---------- Data section

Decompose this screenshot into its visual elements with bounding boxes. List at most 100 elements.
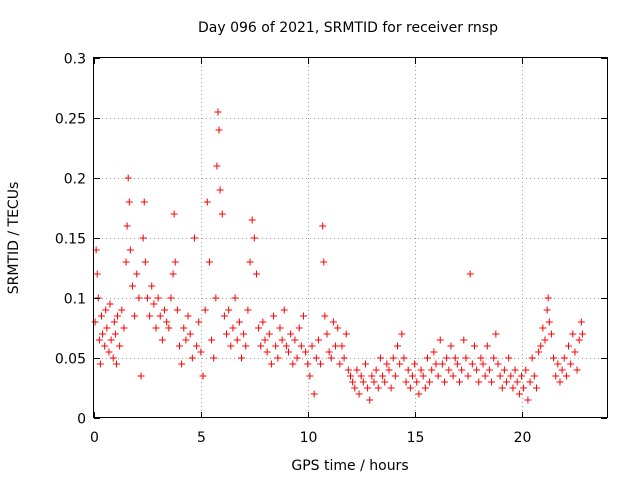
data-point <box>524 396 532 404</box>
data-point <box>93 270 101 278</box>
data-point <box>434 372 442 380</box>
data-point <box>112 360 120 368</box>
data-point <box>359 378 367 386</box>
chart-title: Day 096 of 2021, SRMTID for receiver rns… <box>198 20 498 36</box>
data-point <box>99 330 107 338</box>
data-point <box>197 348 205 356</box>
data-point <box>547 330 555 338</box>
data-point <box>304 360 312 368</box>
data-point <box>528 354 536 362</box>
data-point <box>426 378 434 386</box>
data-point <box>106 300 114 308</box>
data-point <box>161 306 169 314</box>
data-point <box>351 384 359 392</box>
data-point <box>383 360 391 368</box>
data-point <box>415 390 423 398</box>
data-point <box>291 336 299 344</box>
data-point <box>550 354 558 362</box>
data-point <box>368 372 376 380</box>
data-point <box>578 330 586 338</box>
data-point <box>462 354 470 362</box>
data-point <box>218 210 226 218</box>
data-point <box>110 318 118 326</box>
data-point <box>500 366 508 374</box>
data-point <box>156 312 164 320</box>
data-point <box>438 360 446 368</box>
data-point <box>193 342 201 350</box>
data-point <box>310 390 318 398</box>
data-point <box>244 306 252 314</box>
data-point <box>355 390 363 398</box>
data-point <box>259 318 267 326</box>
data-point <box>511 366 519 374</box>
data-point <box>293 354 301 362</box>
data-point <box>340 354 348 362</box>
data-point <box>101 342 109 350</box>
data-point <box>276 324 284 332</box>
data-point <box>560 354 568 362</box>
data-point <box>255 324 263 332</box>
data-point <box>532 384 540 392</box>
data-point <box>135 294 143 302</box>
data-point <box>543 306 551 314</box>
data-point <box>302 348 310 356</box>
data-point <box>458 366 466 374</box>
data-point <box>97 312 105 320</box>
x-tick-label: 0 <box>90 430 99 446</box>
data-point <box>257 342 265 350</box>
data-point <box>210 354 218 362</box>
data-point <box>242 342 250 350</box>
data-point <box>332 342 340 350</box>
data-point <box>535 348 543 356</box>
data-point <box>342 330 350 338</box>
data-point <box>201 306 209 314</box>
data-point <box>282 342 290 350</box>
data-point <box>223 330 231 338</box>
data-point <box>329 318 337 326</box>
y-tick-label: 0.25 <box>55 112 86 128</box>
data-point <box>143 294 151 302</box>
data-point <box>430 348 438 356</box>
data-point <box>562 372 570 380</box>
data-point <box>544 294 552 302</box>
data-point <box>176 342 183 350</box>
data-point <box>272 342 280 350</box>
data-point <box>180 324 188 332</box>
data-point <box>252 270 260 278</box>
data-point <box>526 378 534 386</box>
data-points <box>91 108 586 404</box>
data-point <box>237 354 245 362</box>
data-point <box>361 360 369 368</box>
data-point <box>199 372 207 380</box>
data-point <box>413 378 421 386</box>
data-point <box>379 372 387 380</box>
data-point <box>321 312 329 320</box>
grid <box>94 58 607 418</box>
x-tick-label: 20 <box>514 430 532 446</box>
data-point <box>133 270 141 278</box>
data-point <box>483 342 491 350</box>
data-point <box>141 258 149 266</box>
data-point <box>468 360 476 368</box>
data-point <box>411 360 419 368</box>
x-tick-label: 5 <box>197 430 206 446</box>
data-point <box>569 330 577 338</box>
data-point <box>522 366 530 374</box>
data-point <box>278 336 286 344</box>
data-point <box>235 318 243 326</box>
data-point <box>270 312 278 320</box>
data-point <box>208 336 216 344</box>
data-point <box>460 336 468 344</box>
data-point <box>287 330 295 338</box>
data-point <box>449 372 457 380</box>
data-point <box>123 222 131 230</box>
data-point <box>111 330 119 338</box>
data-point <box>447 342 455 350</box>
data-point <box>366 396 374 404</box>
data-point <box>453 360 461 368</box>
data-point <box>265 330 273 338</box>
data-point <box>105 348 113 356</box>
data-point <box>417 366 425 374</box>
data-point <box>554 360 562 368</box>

--------------------

_Required work_
Copy the lines of the data exactly, starting at the line that contains "data-point <box>524 396 532 404</box>" and ending at the line that contains "data-point <box>143 294 151 302</box>", both included.

_Exercise answer_
data-point <box>524 396 532 404</box>
data-point <box>93 270 101 278</box>
data-point <box>434 372 442 380</box>
data-point <box>112 360 120 368</box>
data-point <box>359 378 367 386</box>
chart-title: Day 096 of 2021, SRMTID for receiver rns… <box>198 20 498 36</box>
data-point <box>99 330 107 338</box>
data-point <box>197 348 205 356</box>
data-point <box>547 330 555 338</box>
data-point <box>304 360 312 368</box>
data-point <box>528 354 536 362</box>
data-point <box>426 378 434 386</box>
data-point <box>106 300 114 308</box>
data-point <box>161 306 169 314</box>
data-point <box>351 384 359 392</box>
data-point <box>383 360 391 368</box>
data-point <box>415 390 423 398</box>
data-point <box>291 336 299 344</box>
data-point <box>550 354 558 362</box>
data-point <box>368 372 376 380</box>
data-point <box>578 330 586 338</box>
data-point <box>462 354 470 362</box>
data-point <box>218 210 226 218</box>
data-point <box>110 318 118 326</box>
data-point <box>500 366 508 374</box>
data-point <box>156 312 164 320</box>
data-point <box>438 360 446 368</box>
data-point <box>193 342 201 350</box>
data-point <box>310 390 318 398</box>
data-point <box>244 306 252 314</box>
data-point <box>355 390 363 398</box>
data-point <box>259 318 267 326</box>
data-point <box>511 366 519 374</box>
data-point <box>293 354 301 362</box>
data-point <box>340 354 348 362</box>
data-point <box>101 342 109 350</box>
data-point <box>276 324 284 332</box>
data-point <box>560 354 568 362</box>
data-point <box>255 324 263 332</box>
data-point <box>532 384 540 392</box>
data-point <box>135 294 143 302</box>
data-point <box>543 306 551 314</box>
data-point <box>302 348 310 356</box>
data-point <box>458 366 466 374</box>
data-point <box>97 312 105 320</box>
x-tick-label: 0 <box>90 430 99 446</box>
data-point <box>257 342 265 350</box>
data-point <box>210 354 218 362</box>
data-point <box>242 342 250 350</box>
data-point <box>332 342 340 350</box>
data-point <box>535 348 543 356</box>
data-point <box>342 330 350 338</box>
data-point <box>201 306 209 314</box>
data-point <box>282 342 290 350</box>
data-point <box>223 330 231 338</box>
data-point <box>329 318 337 326</box>
y-tick-label: 0.25 <box>55 112 86 128</box>
data-point <box>143 294 151 302</box>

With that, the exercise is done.